◆ **Data records**
§

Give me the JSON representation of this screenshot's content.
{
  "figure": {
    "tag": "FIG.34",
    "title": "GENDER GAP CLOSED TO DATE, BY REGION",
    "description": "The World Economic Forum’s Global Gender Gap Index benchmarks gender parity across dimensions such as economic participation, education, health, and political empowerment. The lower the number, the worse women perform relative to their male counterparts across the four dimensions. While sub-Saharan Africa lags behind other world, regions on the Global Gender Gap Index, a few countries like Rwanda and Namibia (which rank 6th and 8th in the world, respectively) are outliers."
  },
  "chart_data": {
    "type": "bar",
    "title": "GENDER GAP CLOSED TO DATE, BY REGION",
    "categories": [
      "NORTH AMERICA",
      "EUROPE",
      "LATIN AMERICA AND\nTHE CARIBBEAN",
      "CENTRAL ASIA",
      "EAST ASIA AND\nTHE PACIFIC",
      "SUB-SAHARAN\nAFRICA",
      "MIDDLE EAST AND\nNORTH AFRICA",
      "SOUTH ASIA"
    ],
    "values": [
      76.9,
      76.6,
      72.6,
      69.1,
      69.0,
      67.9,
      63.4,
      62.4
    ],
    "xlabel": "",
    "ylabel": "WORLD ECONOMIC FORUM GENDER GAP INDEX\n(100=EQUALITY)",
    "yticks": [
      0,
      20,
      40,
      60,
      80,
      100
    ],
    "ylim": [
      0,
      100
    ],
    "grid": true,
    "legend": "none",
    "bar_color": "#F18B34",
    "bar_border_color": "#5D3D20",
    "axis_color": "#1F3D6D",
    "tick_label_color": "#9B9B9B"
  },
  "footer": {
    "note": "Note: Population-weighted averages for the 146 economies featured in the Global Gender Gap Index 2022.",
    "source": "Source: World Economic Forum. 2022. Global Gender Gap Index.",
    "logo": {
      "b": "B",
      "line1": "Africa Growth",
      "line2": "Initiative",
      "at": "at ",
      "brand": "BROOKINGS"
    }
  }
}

§

◆ **Task instructions**
Write out every record verbatim.

◆ **Written solution**
Give me the JSON representation of this screenshot's content.
{
  "figure": {
    "tag": "FIG.34",
    "title": "GENDER GAP CLOSED TO DATE, BY REGION",
    "description": "The World Economic Forum’s Global Gender Gap Index benchmarks gender parity across dimensions such as economic participation, education, health, and political empowerment. The lower the number, the worse women perform relative to their male counterparts across the four dimensions. While sub-Saharan Africa lags behind other world, regions on the Global Gender Gap Index, a few countries like Rwanda and Namibia (which rank 6th and 8th in the world, respectively) are outliers."
  },
  "chart_data": {
    "type": "bar",
    "title": "GENDER GAP CLOSED TO DATE, BY REGION",
    "categories": [
      "NORTH AMERICA",
      "EUROPE",
      "LATIN AMERICA AND\nTHE CARIBBEAN",
      "CENTRAL ASIA",
      "EAST ASIA AND\nTHE PACIFIC",
      "SUB-SAHARAN\nAFRICA",
      "MIDDLE EAST AND\nNORTH AFRICA",
      "SOUTH ASIA"
    ],
    "values": [
      76.9,
      76.6,
      72.6,
      69.1,
      69.0,
      67.9,
      63.4,
      62.4
    ],
    "xlabel": "",
    "ylabel": "WORLD ECONOMIC FORUM GENDER GAP INDEX\n(100=EQUALITY)",
    "yticks": [
      0,
      20,
      40,
      60,
      80,
      100
    ],
    "ylim": [
      0,
      100
    ],
    "grid": true,
    "legend": "none",
    "bar_color": "#F18B34",
    "bar_border_color": "#5D3D20",
    "axis_color": "#1F3D6D",
    "tick_label_color": "#9B9B9B"
  },
  "footer": {
    "note": "Note: Population-weighted averages for the 146 economies featured in the Global Gender Gap Index 2022.",
    "source": "Source: World Economic Forum. 2022. Global Gender Gap Index.",
    "logo": {
      "b": "B",
      "line1": "Africa Growth",
      "line2": "Initiative",
      "at": "at ",
      "brand": "BROOKINGS"
    }
  }
}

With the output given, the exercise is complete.